# PROBLEM TO SOLVE:
Scan the data below for the string "name". Copy every line where it appears.

....

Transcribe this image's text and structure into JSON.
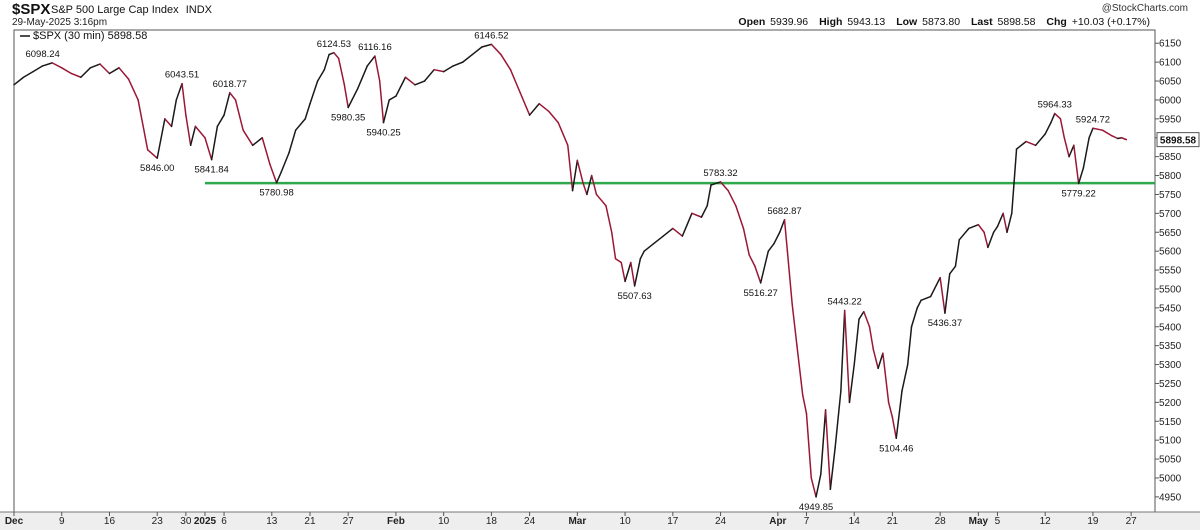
{
  "header": {
    "symbol": "$SPX",
    "name": "S&P 500 Large Cap Index",
    "exchange": "INDX",
    "date": "29-May-2025 3:16pm",
    "watermark": "@StockCharts.com",
    "open_label": "Open",
    "open": "5939.96",
    "high_label": "High",
    "high": "5943.13",
    "low_label": "Low",
    "low": "5873.80",
    "last_label": "Last",
    "last": "5898.58",
    "chg_label": "Chg",
    "chg": "+10.03 (+0.17%)"
  },
  "chart_data": {
    "type": "line",
    "legend": "$SPX (30 min) 5898.58",
    "last_value_label": "5898.58",
    "ylim": [
      4910,
      6185
    ],
    "y_ticks": [
      4950,
      5000,
      5050,
      5100,
      5150,
      5200,
      5250,
      5300,
      5350,
      5400,
      5450,
      5500,
      5550,
      5600,
      5650,
      5700,
      5750,
      5800,
      5850,
      5900,
      5950,
      6000,
      6050,
      6100,
      6150
    ],
    "x_ticks": [
      {
        "label": "Dec",
        "i": 0
      },
      {
        "label": "9",
        "i": 5
      },
      {
        "label": "16",
        "i": 10
      },
      {
        "label": "23",
        "i": 15
      },
      {
        "label": "30",
        "i": 18
      },
      {
        "label": "2025",
        "i": 20
      },
      {
        "label": "6",
        "i": 22
      },
      {
        "label": "13",
        "i": 27
      },
      {
        "label": "21",
        "i": 31
      },
      {
        "label": "27",
        "i": 35
      },
      {
        "label": "Feb",
        "i": 40
      },
      {
        "label": "10",
        "i": 45
      },
      {
        "label": "18",
        "i": 50
      },
      {
        "label": "24",
        "i": 54
      },
      {
        "label": "Mar",
        "i": 59
      },
      {
        "label": "10",
        "i": 64
      },
      {
        "label": "17",
        "i": 69
      },
      {
        "label": "24",
        "i": 74
      },
      {
        "label": "Apr",
        "i": 80
      },
      {
        "label": "7",
        "i": 83
      },
      {
        "label": "14",
        "i": 88
      },
      {
        "label": "21",
        "i": 92
      },
      {
        "label": "28",
        "i": 97
      },
      {
        "label": "May",
        "i": 101
      },
      {
        "label": "5",
        "i": 103
      },
      {
        "label": "12",
        "i": 108
      },
      {
        "label": "19",
        "i": 113
      },
      {
        "label": "27",
        "i": 117
      }
    ],
    "i_max": 119.5,
    "support_line": {
      "value": 5780,
      "from_i": 20,
      "to_i": 119.5,
      "color": "#2ea84a"
    },
    "series": [
      {
        "color": "#9b1736",
        "points": [
          [
            0,
            6040
          ],
          [
            1,
            6060
          ],
          [
            2,
            6075
          ],
          [
            3,
            6090
          ],
          [
            4,
            6098
          ],
          [
            5,
            6085
          ],
          [
            6,
            6070
          ],
          [
            7,
            6060
          ],
          [
            8,
            6085
          ],
          [
            9,
            6095
          ],
          [
            10,
            6070
          ],
          [
            11,
            6085
          ],
          [
            12,
            6055
          ],
          [
            13,
            6000
          ],
          [
            14,
            5868
          ],
          [
            15,
            5846
          ],
          [
            15.8,
            5950
          ],
          [
            16.5,
            5930
          ],
          [
            17,
            6000
          ],
          [
            17.6,
            6043
          ],
          [
            18,
            5960
          ],
          [
            18.5,
            5880
          ],
          [
            19,
            5930
          ],
          [
            20,
            5900
          ],
          [
            20.7,
            5842
          ],
          [
            21.3,
            5930
          ],
          [
            22,
            5960
          ],
          [
            22.6,
            6019
          ],
          [
            23.2,
            6000
          ],
          [
            24,
            5920
          ],
          [
            25,
            5880
          ],
          [
            26,
            5900
          ],
          [
            26.8,
            5830
          ],
          [
            27.5,
            5781
          ],
          [
            28,
            5810
          ],
          [
            28.8,
            5860
          ],
          [
            29.5,
            5920
          ],
          [
            30.5,
            5950
          ],
          [
            31,
            5990
          ],
          [
            31.8,
            6050
          ],
          [
            32.5,
            6080
          ],
          [
            33,
            6120
          ],
          [
            33.5,
            6125
          ],
          [
            34,
            6110
          ],
          [
            34.6,
            6040
          ],
          [
            35,
            5980
          ],
          [
            36,
            6030
          ],
          [
            37,
            6090
          ],
          [
            37.8,
            6116
          ],
          [
            38.3,
            6050
          ],
          [
            38.7,
            5940
          ],
          [
            39.3,
            6000
          ],
          [
            40,
            6010
          ],
          [
            41,
            6060
          ],
          [
            42,
            6040
          ],
          [
            43,
            6050
          ],
          [
            44,
            6080
          ],
          [
            45,
            6075
          ],
          [
            46,
            6090
          ],
          [
            47,
            6100
          ],
          [
            48,
            6120
          ],
          [
            49,
            6140
          ],
          [
            50,
            6147
          ],
          [
            51,
            6120
          ],
          [
            52,
            6080
          ],
          [
            53,
            6020
          ],
          [
            54,
            5960
          ],
          [
            55,
            5990
          ],
          [
            56,
            5970
          ],
          [
            57,
            5940
          ],
          [
            58,
            5880
          ],
          [
            58.5,
            5760
          ],
          [
            59,
            5840
          ],
          [
            59.6,
            5780
          ],
          [
            60,
            5750
          ],
          [
            60.5,
            5800
          ],
          [
            61,
            5750
          ],
          [
            62,
            5720
          ],
          [
            62.6,
            5650
          ],
          [
            63,
            5580
          ],
          [
            63.6,
            5570
          ],
          [
            64,
            5520
          ],
          [
            64.6,
            5570
          ],
          [
            65,
            5508
          ],
          [
            65.6,
            5580
          ],
          [
            66,
            5600
          ],
          [
            67,
            5620
          ],
          [
            68,
            5640
          ],
          [
            69,
            5660
          ],
          [
            70,
            5640
          ],
          [
            71,
            5700
          ],
          [
            72,
            5690
          ],
          [
            72.6,
            5720
          ],
          [
            73,
            5775
          ],
          [
            74,
            5783
          ],
          [
            74.8,
            5760
          ],
          [
            75.6,
            5720
          ],
          [
            76.4,
            5660
          ],
          [
            77,
            5590
          ],
          [
            77.6,
            5560
          ],
          [
            78.2,
            5516
          ],
          [
            79,
            5600
          ],
          [
            79.6,
            5620
          ],
          [
            80.2,
            5650
          ],
          [
            80.7,
            5683
          ],
          [
            81,
            5600
          ],
          [
            81.5,
            5460
          ],
          [
            82,
            5350
          ],
          [
            82.6,
            5220
          ],
          [
            83,
            5170
          ],
          [
            83.5,
            5000
          ],
          [
            84,
            4950
          ],
          [
            84.5,
            5010
          ],
          [
            85,
            5180
          ],
          [
            85.5,
            4970
          ],
          [
            86,
            5080
          ],
          [
            86.6,
            5230
          ],
          [
            87,
            5443
          ],
          [
            87.5,
            5200
          ],
          [
            88,
            5300
          ],
          [
            88.5,
            5420
          ],
          [
            89,
            5440
          ],
          [
            89.6,
            5400
          ],
          [
            90,
            5340
          ],
          [
            90.5,
            5290
          ],
          [
            91,
            5330
          ],
          [
            91.6,
            5200
          ],
          [
            92,
            5160
          ],
          [
            92.4,
            5105
          ],
          [
            93,
            5230
          ],
          [
            93.6,
            5300
          ],
          [
            94,
            5400
          ],
          [
            94.6,
            5450
          ],
          [
            95,
            5470
          ],
          [
            96,
            5480
          ],
          [
            96.6,
            5510
          ],
          [
            97,
            5530
          ],
          [
            97.5,
            5436
          ],
          [
            98,
            5540
          ],
          [
            98.6,
            5560
          ],
          [
            99,
            5630
          ],
          [
            100,
            5660
          ],
          [
            101,
            5670
          ],
          [
            101.6,
            5650
          ],
          [
            102,
            5610
          ],
          [
            102.6,
            5650
          ],
          [
            103,
            5665
          ],
          [
            103.6,
            5700
          ],
          [
            104,
            5650
          ],
          [
            104.5,
            5700
          ],
          [
            105,
            5870
          ],
          [
            106,
            5890
          ],
          [
            107,
            5880
          ],
          [
            108,
            5910
          ],
          [
            108.6,
            5940
          ],
          [
            109,
            5964
          ],
          [
            109.6,
            5950
          ],
          [
            110,
            5900
          ],
          [
            110.5,
            5850
          ],
          [
            111,
            5880
          ],
          [
            111.5,
            5779
          ],
          [
            112,
            5820
          ],
          [
            112.6,
            5900
          ],
          [
            113,
            5925
          ],
          [
            114,
            5920
          ],
          [
            115,
            5905
          ],
          [
            115.6,
            5898
          ],
          [
            116,
            5900
          ],
          [
            116.5,
            5895
          ]
        ]
      }
    ],
    "annotations": [
      {
        "i": 3,
        "y": 6098.24,
        "text": "6098.24",
        "pos": "above"
      },
      {
        "i": 15,
        "y": 5846.0,
        "text": "5846.00",
        "pos": "below"
      },
      {
        "i": 17.6,
        "y": 6043.51,
        "text": "6043.51",
        "pos": "above"
      },
      {
        "i": 20.7,
        "y": 5841.84,
        "text": "5841.84",
        "pos": "below"
      },
      {
        "i": 22.6,
        "y": 6018.77,
        "text": "6018.77",
        "pos": "above"
      },
      {
        "i": 27.5,
        "y": 5780.98,
        "text": "5780.98",
        "pos": "below"
      },
      {
        "i": 33.5,
        "y": 6124.53,
        "text": "6124.53",
        "pos": "above"
      },
      {
        "i": 35,
        "y": 5980.35,
        "text": "5980.35",
        "pos": "below"
      },
      {
        "i": 37.8,
        "y": 6116.16,
        "text": "6116.16",
        "pos": "above"
      },
      {
        "i": 38.7,
        "y": 5940.25,
        "text": "5940.25",
        "pos": "below"
      },
      {
        "i": 50,
        "y": 6146.52,
        "text": "6146.52",
        "pos": "above"
      },
      {
        "i": 65,
        "y": 5507.63,
        "text": "5507.63",
        "pos": "below"
      },
      {
        "i": 74,
        "y": 5783.32,
        "text": "5783.32",
        "pos": "above"
      },
      {
        "i": 78.2,
        "y": 5516.27,
        "text": "5516.27",
        "pos": "below"
      },
      {
        "i": 80.7,
        "y": 5682.87,
        "text": "5682.87",
        "pos": "above"
      },
      {
        "i": 84,
        "y": 4949.85,
        "text": "4949.85",
        "pos": "below"
      },
      {
        "i": 87,
        "y": 5443.22,
        "text": "5443.22",
        "pos": "above"
      },
      {
        "i": 92.4,
        "y": 5104.46,
        "text": "5104.46",
        "pos": "below"
      },
      {
        "i": 97.5,
        "y": 5436.37,
        "text": "5436.37",
        "pos": "below"
      },
      {
        "i": 109,
        "y": 5964.33,
        "text": "5964.33",
        "pos": "above"
      },
      {
        "i": 111.5,
        "y": 5779.22,
        "text": "5779.22",
        "pos": "below"
      },
      {
        "i": 113,
        "y": 5924.72,
        "text": "5924.72",
        "pos": "above"
      }
    ]
  }
}
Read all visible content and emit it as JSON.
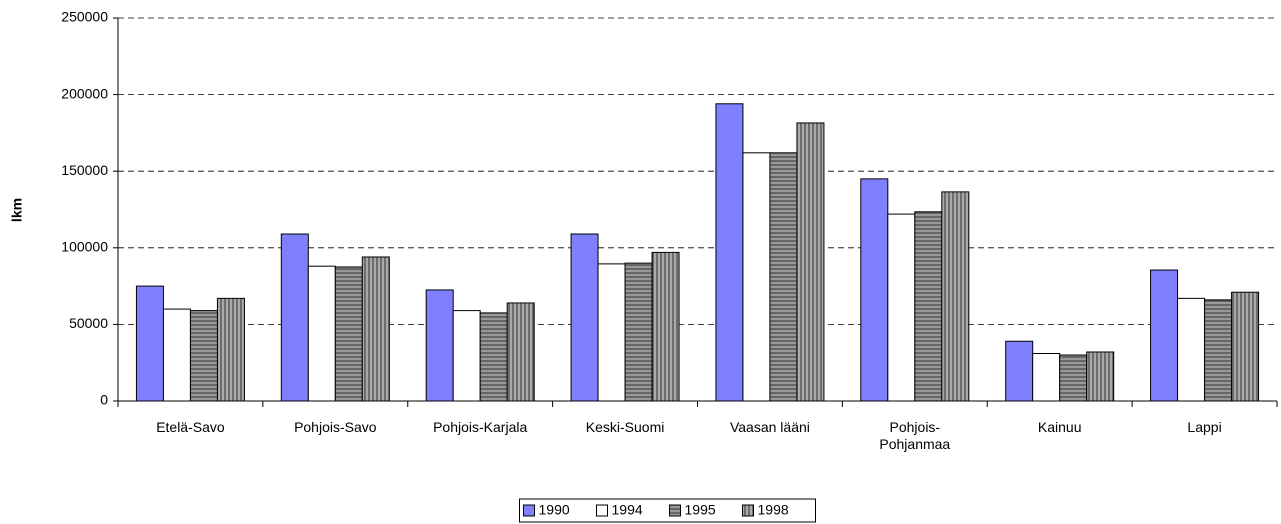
{
  "chart_data": {
    "type": "bar",
    "y_label": "lkm",
    "categories": [
      "Etelä-Savo",
      "Pohjois-Savo",
      "Pohjois-Karjala",
      "Keski-Suomi",
      "Vaasan lääni",
      "Pohjois-Pohjanmaa",
      "Kainuu",
      "Lappi"
    ],
    "series": [
      {
        "name": "1990",
        "color": "#8080ff",
        "hatch": "none",
        "values": [
          75000,
          109000,
          72500,
          109000,
          194000,
          145000,
          39000,
          85500
        ]
      },
      {
        "name": "1994",
        "color": "#ffffff",
        "hatch": "none",
        "values": [
          60000,
          88000,
          59000,
          89500,
          162000,
          122000,
          31000,
          67000
        ]
      },
      {
        "name": "1995",
        "color": "#808080",
        "hatch": "horizontal",
        "values": [
          59000,
          87500,
          57500,
          90000,
          162000,
          123500,
          30000,
          66000
        ]
      },
      {
        "name": "1998",
        "color": "#808080",
        "hatch": "vertical",
        "values": [
          67000,
          94000,
          64000,
          97000,
          181500,
          136500,
          32000,
          71000
        ]
      }
    ],
    "ylim": [
      0,
      250000
    ],
    "yticks": [
      0,
      50000,
      100000,
      150000,
      200000,
      250000
    ],
    "grid": true,
    "legend": "bottom"
  }
}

....

# TASK RESULT:
    "name": "S&P 500 Large Cap Index",
        "name": "1990",
        "name": "1994",
        "name": "1995",
        "name": "1998",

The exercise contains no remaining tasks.